Document extract
In [50]:

    
from __future__ import division
import numpy as np
import pandas as pd
import matplotlib.pyplot as plt

%matplotlib inline

Linear Regression

Linear regression is a type of parametrized model identification problem in which we assume a linear relationship between the input and output variables.

For a simple regression over a set of $N$ input-output pairs $(x_i, y_i)$, we assume that the output $y$ has the following dependence on input $x$: $$y = m x + b,$$ where $m$ and $b$ are model parameters that must be recovered from the data.



In [27]:

    
# read in data
df = pd.read_csv('Table7-1.csv', skiprows=[0]).rename(index=str, columns=(lambda x: x.strip()))
df['Rating'] = df['Rating'].apply(lambda x: x.strip())



In [46]:

    
# data visualization
plt.scatter(df.Size, df.Price);
plt.plot(df.Size, df.Size*1.2-400, 'r');
plt.xlim([400, 1080]);
plt.ylim([250, 700]);

A standard approach is to select $m$ and $b$ that minimize the mean squared error (MSE) over the available dataset. For a given value of $m$ and $b$, and estimated output $\hat{y}$, the MSE is defined as: $$MSE(m,b) = \frac{1}{2N} \sum_{i=1}^N \left(\hat{y}_i - y_i\right)^2 = \frac{1}{2N} \sum_{i=1}^N \left(m x_i + b - y_i\right)^2.$$



In [198]:

    
# the MSE for various values of slope m and y-intercept b:
m = np.linspace(-10, 15, 40);
b = np.linspace(-3000, 3000, 20);
MSEmb = np.zeros((len(m), len(b)));
for ii in range(len(m)):
    for jj in range(len(b)):
        MSEmb[ii,jj] = sum((m[ii]*df.Size + b[jj] - df.Price)**2)/(2*len(df))



In [199]:

    
plt.pcolor(b, m, MSEmb);

Minimizing Error

To minimize the MSE, consider the derivative with respect to each of the model parameters. The minimum MSE occurs where the derivative is zero with respect to both parameters:

$$\frac{\partial MSE}{\partial m} = \frac{1}{N} \sum_{i=1}^N ((m x_i + b) - y_i)x_i = 0 \Rightarrow m = \frac{\sum_{i=1}^N (b - y_i)x_i}{\sum_{i=1}^N x_i^2}$$$$\frac{\partial MSE}{\partial b} = \frac{1}{N} \sum_{i=1}^N ((m x_i + b) - y_i) = 0 \Rightarrow b = \frac{\sum_{i=1}^N (m x_i - y_i)}{N}$$

This gives you a set of two coupled linear equations, which can be solved exactly... but it is often useful to use a more generally applicable iterative method like gradient descent.

Given problem 1
Summarize the linear regression text in two sentences.
Given problem 2
Translate this sentence from the linear regression text into Spanish: "Linear regression is a type of parametrized model identification problem in which we assume a linear relationship between the input and output variables."
The material after this point is separate from the linear regression text.

Rows
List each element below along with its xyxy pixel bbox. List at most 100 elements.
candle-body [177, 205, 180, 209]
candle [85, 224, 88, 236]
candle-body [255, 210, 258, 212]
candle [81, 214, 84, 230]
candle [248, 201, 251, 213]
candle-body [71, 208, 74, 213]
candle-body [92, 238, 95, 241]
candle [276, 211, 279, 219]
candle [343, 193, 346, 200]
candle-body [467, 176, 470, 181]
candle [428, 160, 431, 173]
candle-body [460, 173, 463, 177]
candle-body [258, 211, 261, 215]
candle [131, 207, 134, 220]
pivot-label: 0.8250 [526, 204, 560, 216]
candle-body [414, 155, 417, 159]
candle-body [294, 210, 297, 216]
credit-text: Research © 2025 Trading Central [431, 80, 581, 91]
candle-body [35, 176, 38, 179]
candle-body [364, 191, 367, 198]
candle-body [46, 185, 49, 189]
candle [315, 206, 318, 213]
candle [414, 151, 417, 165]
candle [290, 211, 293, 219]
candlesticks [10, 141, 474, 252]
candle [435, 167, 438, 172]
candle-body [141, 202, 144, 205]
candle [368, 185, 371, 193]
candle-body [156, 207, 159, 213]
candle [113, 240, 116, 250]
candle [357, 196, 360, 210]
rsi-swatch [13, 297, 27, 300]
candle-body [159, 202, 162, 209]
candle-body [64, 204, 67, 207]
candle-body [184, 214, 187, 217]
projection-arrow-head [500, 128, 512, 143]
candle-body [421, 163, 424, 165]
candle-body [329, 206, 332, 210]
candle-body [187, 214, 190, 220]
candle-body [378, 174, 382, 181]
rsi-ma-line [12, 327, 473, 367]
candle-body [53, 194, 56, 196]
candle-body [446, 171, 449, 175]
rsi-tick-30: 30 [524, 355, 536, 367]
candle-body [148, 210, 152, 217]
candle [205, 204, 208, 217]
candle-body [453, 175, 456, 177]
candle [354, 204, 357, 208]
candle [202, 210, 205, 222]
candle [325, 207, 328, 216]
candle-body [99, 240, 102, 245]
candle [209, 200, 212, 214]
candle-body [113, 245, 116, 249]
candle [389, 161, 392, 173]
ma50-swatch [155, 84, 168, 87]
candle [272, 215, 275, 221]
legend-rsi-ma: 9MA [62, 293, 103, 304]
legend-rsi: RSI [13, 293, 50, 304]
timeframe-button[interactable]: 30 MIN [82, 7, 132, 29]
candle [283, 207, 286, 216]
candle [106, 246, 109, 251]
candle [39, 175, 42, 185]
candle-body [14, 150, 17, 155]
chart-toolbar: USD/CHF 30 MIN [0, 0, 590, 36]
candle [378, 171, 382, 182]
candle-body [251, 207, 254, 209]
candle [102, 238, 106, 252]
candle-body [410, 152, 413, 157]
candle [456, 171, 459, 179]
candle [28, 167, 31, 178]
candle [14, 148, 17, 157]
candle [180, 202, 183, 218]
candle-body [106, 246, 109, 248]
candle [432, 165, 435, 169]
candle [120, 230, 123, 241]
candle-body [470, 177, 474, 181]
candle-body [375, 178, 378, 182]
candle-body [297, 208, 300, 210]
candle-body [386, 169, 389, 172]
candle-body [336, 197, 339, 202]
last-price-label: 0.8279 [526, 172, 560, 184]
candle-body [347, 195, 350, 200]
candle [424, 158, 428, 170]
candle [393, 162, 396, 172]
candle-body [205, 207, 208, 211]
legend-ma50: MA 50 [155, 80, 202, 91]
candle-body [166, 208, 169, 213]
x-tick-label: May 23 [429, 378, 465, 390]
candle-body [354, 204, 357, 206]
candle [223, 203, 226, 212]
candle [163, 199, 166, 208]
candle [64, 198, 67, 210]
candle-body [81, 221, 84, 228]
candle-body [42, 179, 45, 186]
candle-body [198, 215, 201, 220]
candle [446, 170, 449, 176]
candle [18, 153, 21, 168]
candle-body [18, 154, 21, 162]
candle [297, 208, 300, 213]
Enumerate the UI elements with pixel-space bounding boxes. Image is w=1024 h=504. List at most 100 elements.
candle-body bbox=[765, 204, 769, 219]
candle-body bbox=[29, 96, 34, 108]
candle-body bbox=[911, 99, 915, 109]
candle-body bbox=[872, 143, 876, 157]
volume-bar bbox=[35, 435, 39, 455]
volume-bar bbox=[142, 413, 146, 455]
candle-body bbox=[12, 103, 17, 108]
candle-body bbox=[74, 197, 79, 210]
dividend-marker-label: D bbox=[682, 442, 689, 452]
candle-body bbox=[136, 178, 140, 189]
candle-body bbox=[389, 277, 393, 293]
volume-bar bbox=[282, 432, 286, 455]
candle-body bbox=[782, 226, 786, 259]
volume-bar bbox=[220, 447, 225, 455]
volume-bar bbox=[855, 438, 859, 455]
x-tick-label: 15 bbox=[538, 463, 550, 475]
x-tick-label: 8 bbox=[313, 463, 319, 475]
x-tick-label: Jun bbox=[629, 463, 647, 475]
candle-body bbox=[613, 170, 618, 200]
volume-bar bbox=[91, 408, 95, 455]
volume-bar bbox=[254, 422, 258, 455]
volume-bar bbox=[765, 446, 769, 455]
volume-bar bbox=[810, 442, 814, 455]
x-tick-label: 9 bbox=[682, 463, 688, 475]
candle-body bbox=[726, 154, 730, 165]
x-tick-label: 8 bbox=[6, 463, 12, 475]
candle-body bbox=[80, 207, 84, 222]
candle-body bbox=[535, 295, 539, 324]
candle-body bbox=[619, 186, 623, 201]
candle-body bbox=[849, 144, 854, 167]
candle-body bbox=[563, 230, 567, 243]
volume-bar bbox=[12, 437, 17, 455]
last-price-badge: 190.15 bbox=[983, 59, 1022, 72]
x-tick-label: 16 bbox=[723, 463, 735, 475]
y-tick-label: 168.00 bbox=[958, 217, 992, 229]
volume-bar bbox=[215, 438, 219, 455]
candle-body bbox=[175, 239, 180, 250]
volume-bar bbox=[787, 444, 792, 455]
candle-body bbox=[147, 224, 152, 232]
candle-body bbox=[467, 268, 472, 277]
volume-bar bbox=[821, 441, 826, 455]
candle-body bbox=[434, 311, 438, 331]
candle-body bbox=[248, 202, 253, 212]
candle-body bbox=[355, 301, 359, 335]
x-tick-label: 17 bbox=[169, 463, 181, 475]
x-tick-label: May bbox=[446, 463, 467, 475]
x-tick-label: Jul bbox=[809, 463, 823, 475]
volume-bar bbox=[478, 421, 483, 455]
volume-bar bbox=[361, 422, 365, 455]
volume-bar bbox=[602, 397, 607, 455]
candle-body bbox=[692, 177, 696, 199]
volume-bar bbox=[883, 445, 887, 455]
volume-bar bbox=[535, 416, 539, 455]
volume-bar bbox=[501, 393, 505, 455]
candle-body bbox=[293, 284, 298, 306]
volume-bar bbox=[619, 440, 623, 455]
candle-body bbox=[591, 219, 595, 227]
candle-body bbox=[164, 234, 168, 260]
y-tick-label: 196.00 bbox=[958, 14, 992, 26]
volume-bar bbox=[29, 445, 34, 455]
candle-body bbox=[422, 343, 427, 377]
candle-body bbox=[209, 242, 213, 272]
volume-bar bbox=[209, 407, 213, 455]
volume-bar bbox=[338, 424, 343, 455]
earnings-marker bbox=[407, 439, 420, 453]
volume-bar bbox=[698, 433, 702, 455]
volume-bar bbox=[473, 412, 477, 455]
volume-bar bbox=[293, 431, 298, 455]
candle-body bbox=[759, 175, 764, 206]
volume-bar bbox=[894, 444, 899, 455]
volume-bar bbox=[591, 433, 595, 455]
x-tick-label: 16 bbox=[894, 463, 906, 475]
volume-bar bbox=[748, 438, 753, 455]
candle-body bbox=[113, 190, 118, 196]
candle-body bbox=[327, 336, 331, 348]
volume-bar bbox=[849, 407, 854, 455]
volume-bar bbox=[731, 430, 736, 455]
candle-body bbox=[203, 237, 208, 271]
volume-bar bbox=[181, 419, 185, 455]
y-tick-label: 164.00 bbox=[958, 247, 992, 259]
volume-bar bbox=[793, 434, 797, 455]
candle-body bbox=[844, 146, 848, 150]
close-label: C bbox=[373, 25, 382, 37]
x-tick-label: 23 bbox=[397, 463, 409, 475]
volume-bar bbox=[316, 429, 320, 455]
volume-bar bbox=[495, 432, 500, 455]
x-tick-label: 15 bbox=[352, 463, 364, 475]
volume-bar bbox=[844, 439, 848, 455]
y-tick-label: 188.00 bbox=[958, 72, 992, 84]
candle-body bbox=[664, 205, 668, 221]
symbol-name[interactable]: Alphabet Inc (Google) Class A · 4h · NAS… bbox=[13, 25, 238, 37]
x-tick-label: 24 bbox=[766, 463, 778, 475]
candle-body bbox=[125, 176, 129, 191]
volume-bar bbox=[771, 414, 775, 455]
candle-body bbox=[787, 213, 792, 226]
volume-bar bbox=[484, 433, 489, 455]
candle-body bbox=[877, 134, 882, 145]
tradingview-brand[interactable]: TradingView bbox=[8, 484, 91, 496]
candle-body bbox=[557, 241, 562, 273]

Exercise solution 1
Linear regression assumes a linear relationship between input and output variables, modeling the output as y = mx + b, where the parameters m and b must be recovered from the data. A standard approach picks m and b to minimize the mean squared error, whose derivatives with respect to both parameters are zero at the minimum; this gives two coupled linear equations that can be solved exactly, though an iterative method like gradient descent is often useful.

Exercise solution 2
La regresión lineal es un tipo de problema de identificación de modelos parametrizados en el que suponemos una relación lineal entre las variables de entrada y de salida.